Directions for this task | Set down the records once more, please, exactly and with the pictures left out.
-- Begin --
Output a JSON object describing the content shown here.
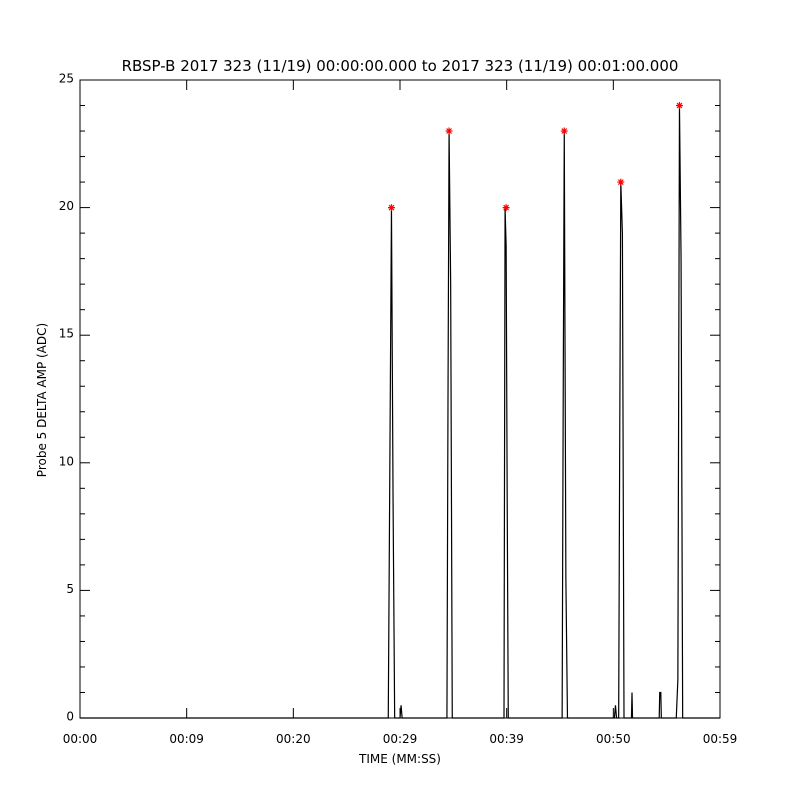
{
  "chart_data": {
    "type": "line",
    "title": "RBSP-B 2017 323 (11/19) 00:00:00.000 to 2017 323 (11/19) 00:01:00.000",
    "xlabel": "TIME (MM:SS)",
    "ylabel": "Probe 5 DELTA AMP (ADC)",
    "xlim": [
      0,
      60
    ],
    "ylim": [
      0,
      25
    ],
    "xticks": [
      {
        "value": 0,
        "label": "00:00"
      },
      {
        "value": 10,
        "label": "00:09"
      },
      {
        "value": 20,
        "label": "00:20"
      },
      {
        "value": 30,
        "label": "00:29"
      },
      {
        "value": 40,
        "label": "00:39"
      },
      {
        "value": 50,
        "label": "00:50"
      },
      {
        "value": 60,
        "label": "00:59"
      }
    ],
    "yticks": [
      0,
      5,
      10,
      15,
      20,
      25
    ],
    "yminor": 5,
    "series": [
      {
        "type": "line",
        "color": "#000000",
        "x": [
          0,
          28.9,
          29.05,
          29.2,
          29.35,
          29.5,
          30.0,
          30.1,
          30.2,
          34.4,
          34.5,
          34.6,
          34.75,
          34.9,
          39.75,
          39.85,
          39.95,
          40.05,
          40.15,
          45.2,
          45.3,
          45.4,
          45.55,
          45.7,
          50.1,
          50.2,
          50.3,
          50.5,
          50.6,
          50.7,
          50.85,
          51.0,
          51.7,
          51.75,
          51.8,
          54.3,
          54.35,
          54.45,
          54.5,
          55.9,
          56.05,
          56.2,
          56.35,
          56.5,
          60
        ],
        "values": [
          0,
          0,
          10,
          20,
          8.5,
          0,
          0,
          0.5,
          0,
          0,
          12.5,
          23,
          17,
          0,
          0,
          20,
          18.5,
          8.5,
          0,
          0,
          12.5,
          23,
          5.5,
          0,
          0,
          0.5,
          0,
          0,
          11,
          21,
          19,
          0,
          0,
          1,
          0,
          0,
          1,
          1,
          0,
          0,
          1.5,
          24,
          18,
          0,
          0
        ]
      },
      {
        "type": "scatter",
        "color": "#ff0000",
        "x": [
          29.2,
          34.6,
          39.95,
          45.4,
          50.7,
          56.2
        ],
        "values": [
          20,
          23,
          20,
          23,
          21,
          24
        ]
      }
    ]
  }
}
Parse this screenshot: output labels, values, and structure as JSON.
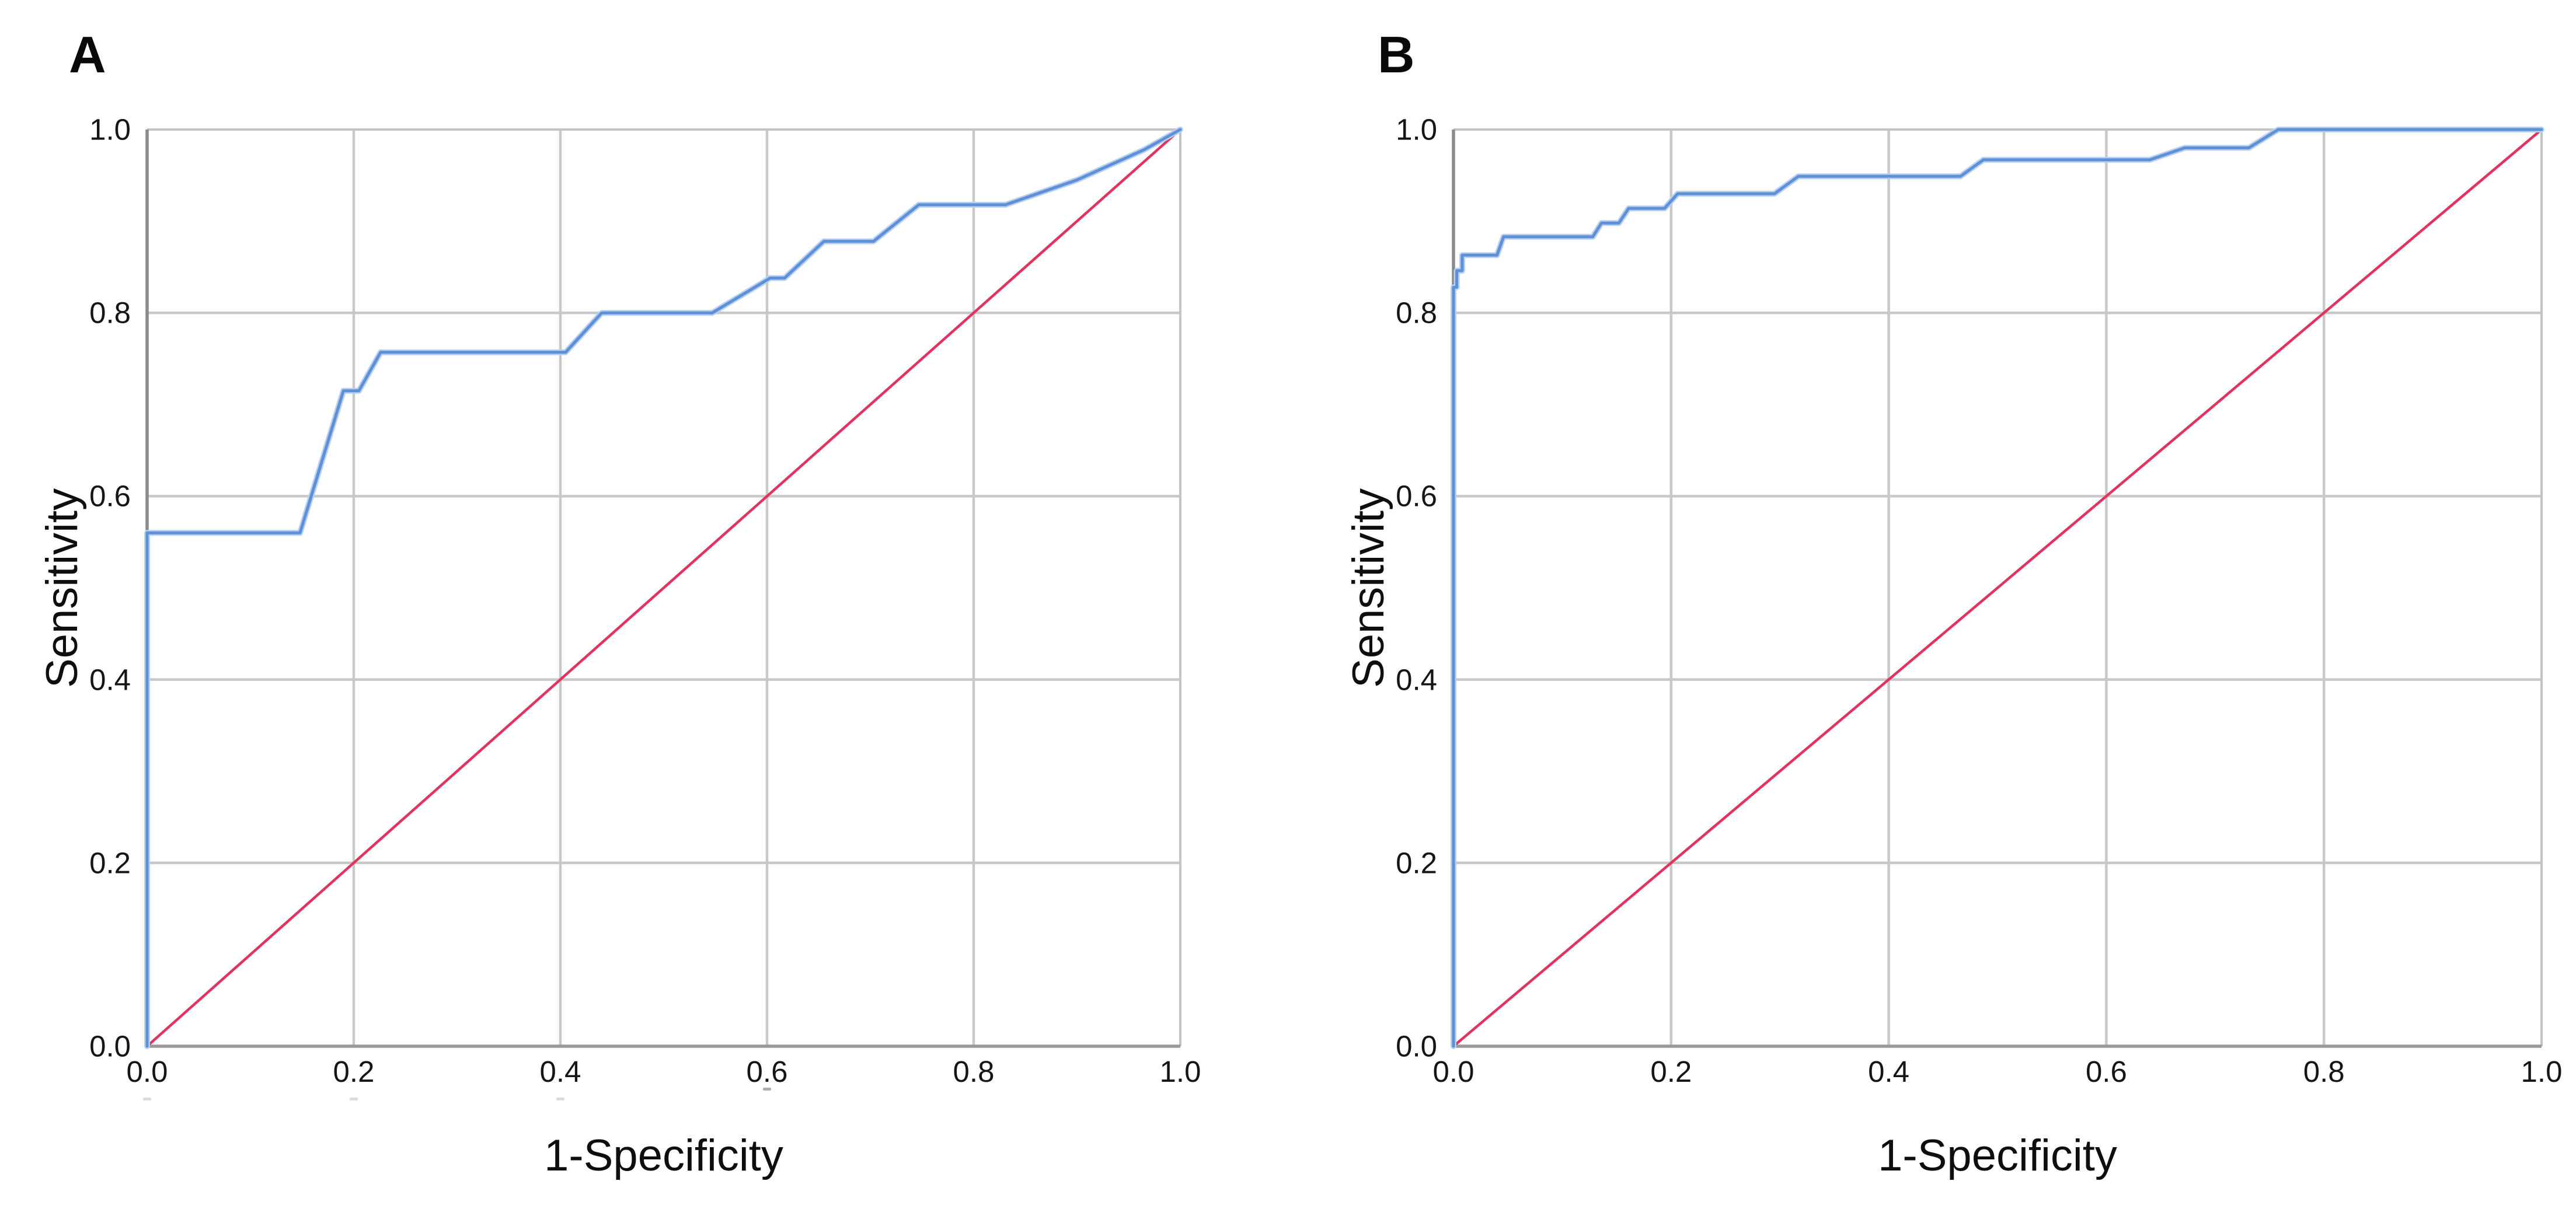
{
  "figure": {
    "description_visible_text_only": "Two-panel ROC curve figure",
    "panel_labels": [
      "A",
      "B"
    ]
  },
  "colors": {
    "roc_curve": "#5e90d8",
    "roc_halo": "#b7d0f0",
    "reference_line": "#e1335e",
    "gridline": "#c8c8c8",
    "axis_border_dark": "#8a8a8a",
    "axis_border_bottom": "#9a9a9a",
    "axis_border_light": "#c4c4c4",
    "text": "#111111",
    "background": "#ffffff"
  },
  "chart_data": [
    {
      "type": "line",
      "panel_label": "A",
      "title": "",
      "xlabel": "1-Specificity",
      "ylabel": "Sensitivity",
      "xlim": [
        0,
        1
      ],
      "ylim": [
        0,
        1
      ],
      "grid": true,
      "legend": "none",
      "x_ticks": [
        0.0,
        0.2,
        0.4,
        0.6,
        0.8,
        1.0
      ],
      "y_ticks": [
        0.0,
        0.2,
        0.4,
        0.6,
        0.8,
        1.0
      ],
      "x_tick_labels": [
        "0.0",
        "0.2",
        "0.4",
        "0.6",
        "0.8",
        "1.0"
      ],
      "y_tick_labels": [
        "0.0",
        "0.2",
        "0.4",
        "0.6",
        "0.8",
        "1.0"
      ],
      "series": [
        {
          "name": "ROC curve",
          "role": "roc",
          "points": [
            [
              0,
              0
            ],
            [
              0,
              0.56
            ],
            [
              0.148,
              0.56
            ],
            [
              0.19,
              0.715
            ],
            [
              0.205,
              0.715
            ],
            [
              0.226,
              0.757
            ],
            [
              0.405,
              0.757
            ],
            [
              0.44,
              0.8
            ],
            [
              0.547,
              0.8
            ],
            [
              0.603,
              0.838
            ],
            [
              0.617,
              0.838
            ],
            [
              0.655,
              0.878
            ],
            [
              0.703,
              0.878
            ],
            [
              0.747,
              0.918
            ],
            [
              0.831,
              0.918
            ],
            [
              0.9,
              0.945
            ],
            [
              0.965,
              0.978
            ],
            [
              1,
              1
            ]
          ]
        },
        {
          "name": "Reference diagonal",
          "role": "reference",
          "points": [
            [
              0,
              0
            ],
            [
              1,
              1
            ]
          ]
        }
      ]
    },
    {
      "type": "line",
      "panel_label": "B",
      "title": "",
      "xlabel": "1-Specificity",
      "ylabel": "Sensitivity",
      "xlim": [
        0,
        1
      ],
      "ylim": [
        0,
        1
      ],
      "grid": true,
      "legend": "none",
      "x_ticks": [
        0.0,
        0.2,
        0.4,
        0.6,
        0.8,
        1.0
      ],
      "y_ticks": [
        0.0,
        0.2,
        0.4,
        0.6,
        0.8,
        1.0
      ],
      "x_tick_labels": [
        "0.0",
        "0.2",
        "0.4",
        "0.6",
        "0.8",
        "1.0"
      ],
      "y_tick_labels": [
        "0.0",
        "0.2",
        "0.4",
        "0.6",
        "0.8",
        "1.0"
      ],
      "series": [
        {
          "name": "ROC curve",
          "role": "roc",
          "points": [
            [
              0,
              0
            ],
            [
              0,
              0.828
            ],
            [
              0.003,
              0.828
            ],
            [
              0.003,
              0.846
            ],
            [
              0.008,
              0.846
            ],
            [
              0.008,
              0.863
            ],
            [
              0.04,
              0.863
            ],
            [
              0.046,
              0.883
            ],
            [
              0.128,
              0.883
            ],
            [
              0.136,
              0.898
            ],
            [
              0.152,
              0.898
            ],
            [
              0.161,
              0.914
            ],
            [
              0.194,
              0.914
            ],
            [
              0.206,
              0.93
            ],
            [
              0.295,
              0.93
            ],
            [
              0.317,
              0.949
            ],
            [
              0.466,
              0.949
            ],
            [
              0.487,
              0.967
            ],
            [
              0.64,
              0.967
            ],
            [
              0.672,
              0.98
            ],
            [
              0.731,
              0.98
            ],
            [
              0.758,
              1
            ],
            [
              1,
              1
            ]
          ]
        },
        {
          "name": "Reference diagonal",
          "role": "reference",
          "points": [
            [
              0,
              0
            ],
            [
              1,
              1
            ]
          ]
        }
      ]
    }
  ]
}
-- End --
The answer |
Output a JSON object describing the content shown here.
{
  "chart_data": {
    "type": "line",
    "title": "RBSP-B 2017 323 (11/19) 00:00:00.000 to 2017 323 (11/19) 00:01:00.000",
    "xlabel": "TIME (MM:SS)",
    "ylabel": "Probe 5 DELTA AMP (ADC)",
    "xlim": [
      0,
      60
    ],
    "ylim": [
      0,
      25
    ],
    "xticks": [
      {
        "value": 0,
        "label": "00:00"
      },
      {
        "value": 10,
        "label": "00:09"
      },
      {
        "value": 20,
        "label": "00:20"
      },
      {
        "value": 30,
        "label": "00:29"
      },
      {
        "value": 40,
        "label": "00:39"
      },
      {
        "value": 50,
        "label": "00:50"
      },
      {
        "value": 60,
        "label": "00:59"
      }
    ],
    "yticks": [
      0,
      5,
      10,
      15,
      20,
      25
    ],
    "yminor": 5,
    "series": [
      {
        "type": "line",
        "color": "#000000",
        "x": [
          0,
          28.9,
          29.05,
          29.2,
          29.35,
          29.5,
          30.0,
          30.1,
          30.2,
          34.4,
          34.5,
          34.6,
          34.75,
          34.9,
          39.75,
          39.85,
          39.95,
          40.05,
          40.15,
          45.2,
          45.3,
          45.4,
          45.55,
          45.7,
          50.1,
          50.2,
          50.3,
          50.5,
          50.6,
          50.7,
          50.85,
          51.0,
          51.7,
          51.75,
          51.8,
          54.3,
          54.35,
          54.45,
          54.5,
          55.9,
          56.05,
          56.2,
          56.35,
          56.5,
          60
        ],
        "values": [
          0,
          0,
          10,
          20,
          8.5,
          0,
          0,
          0.5,
          0,
          0,
          12.5,
          23,
          17,
          0,
          0,
          20,
          18.5,
          8.5,
          0,
          0,
          12.5,
          23,
          5.5,
          0,
          0,
          0.5,
          0,
          0,
          11,
          21,
          19,
          0,
          0,
          1,
          0,
          0,
          1,
          1,
          0,
          0,
          1.5,
          24,
          18,
          0,
          0
        ]
      },
      {
        "type": "scatter",
        "color": "#ff0000",
        "x": [
          29.2,
          34.6,
          39.95,
          45.4,
          50.7,
          56.2
        ],
        "values": [
          20,
          23,
          20,
          23,
          21,
          24
        ]
      }
    ]
  }
}
Parse this screenshot: output labels, values, and structure as JSON.
{
  "figure": {
    "description_visible_text_only": "Two-panel ROC curve figure",
    "panel_labels": [
      "A",
      "B"
    ]
  },
  "colors": {
    "roc_curve": "#5e90d8",
    "roc_halo": "#b7d0f0",
    "reference_line": "#e1335e",
    "gridline": "#c8c8c8",
    "axis_border_dark": "#8a8a8a",
    "axis_border_bottom": "#9a9a9a",
    "axis_border_light": "#c4c4c4",
    "text": "#111111",
    "background": "#ffffff"
  },
  "chart_data": [
    {
      "type": "line",
      "panel_label": "A",
      "title": "",
      "xlabel": "1-Specificity",
      "ylabel": "Sensitivity",
      "xlim": [
        0,
        1
      ],
      "ylim": [
        0,
        1
      ],
      "grid": true,
      "legend": "none",
      "x_ticks": [
        0.0,
        0.2,
        0.4,
        0.6,
        0.8,
        1.0
      ],
      "y_ticks": [
        0.0,
        0.2,
        0.4,
        0.6,
        0.8,
        1.0
      ],
      "x_tick_labels": [
        "0.0",
        "0.2",
        "0.4",
        "0.6",
        "0.8",
        "1.0"
      ],
      "y_tick_labels": [
        "0.0",
        "0.2",
        "0.4",
        "0.6",
        "0.8",
        "1.0"
      ],
      "series": [
        {
          "name": "ROC curve",
          "role": "roc",
          "points": [
            [
              0,
              0
            ],
            [
              0,
              0.56
            ],
            [
              0.148,
              0.56
            ],
            [
              0.19,
              0.715
            ],
            [
              0.205,
              0.715
            ],
            [
              0.226,
              0.757
            ],
            [
              0.405,
              0.757
            ],
            [
              0.44,
              0.8
            ],
            [
              0.547,
              0.8
            ],
            [
              0.603,
              0.838
            ],
            [
              0.617,
              0.838
            ],
            [
              0.655,
              0.878
            ],
            [
              0.703,
              0.878
            ],
            [
              0.747,
              0.918
            ],
            [
              0.831,
              0.918
            ],
            [
              0.9,
              0.945
            ],
            [
              0.965,
              0.978
            ],
            [
              1,
              1
            ]
          ]
        },
        {
          "name": "Reference diagonal",
          "role": "reference",
          "points": [
            [
              0,
              0
            ],
            [
              1,
              1
            ]
          ]
        }
      ]
    },
    {
      "type": "line",
      "panel_label": "B",
      "title": "",
      "xlabel": "1-Specificity",
      "ylabel": "Sensitivity",
      "xlim": [
        0,
        1
      ],
      "ylim": [
        0,
        1
      ],
      "grid": true,
      "legend": "none",
      "x_ticks": [
        0.0,
        0.2,
        0.4,
        0.6,
        0.8,
        1.0
      ],
      "y_ticks": [
        0.0,
        0.2,
        0.4,
        0.6,
        0.8,
        1.0
      ],
      "x_tick_labels": [
        "0.0",
        "0.2",
        "0.4",
        "0.6",
        "0.8",
        "1.0"
      ],
      "y_tick_labels": [
        "0.0",
        "0.2",
        "0.4",
        "0.6",
        "0.8",
        "1.0"
      ],
      "series": [
        {
          "name": "ROC curve",
          "role": "roc",
          "points": [
            [
              0,
              0
            ],
            [
              0,
              0.828
            ],
            [
              0.003,
              0.828
            ],
            [
              0.003,
              0.846
            ],
            [
              0.008,
              0.846
            ],
            [
              0.008,
              0.863
            ],
            [
              0.04,
              0.863
            ],
            [
              0.046,
              0.883
            ],
            [
              0.128,
              0.883
            ],
            [
              0.136,
              0.898
            ],
            [
              0.152,
              0.898
            ],
            [
              0.161,
              0.914
            ],
            [
              0.194,
              0.914
            ],
            [
              0.206,
              0.93
            ],
            [
              0.295,
              0.93
            ],
            [
              0.317,
              0.949
            ],
            [
              0.466,
              0.949
            ],
            [
              0.487,
              0.967
            ],
            [
              0.64,
              0.967
            ],
            [
              0.672,
              0.98
            ],
            [
              0.731,
              0.98
            ],
            [
              0.758,
              1
            ],
            [
              1,
              1
            ]
          ]
        },
        {
          "name": "Reference diagonal",
          "role": "reference",
          "points": [
            [
              0,
              0
            ],
            [
              1,
              1
            ]
          ]
        }
      ]
    }
  ]
}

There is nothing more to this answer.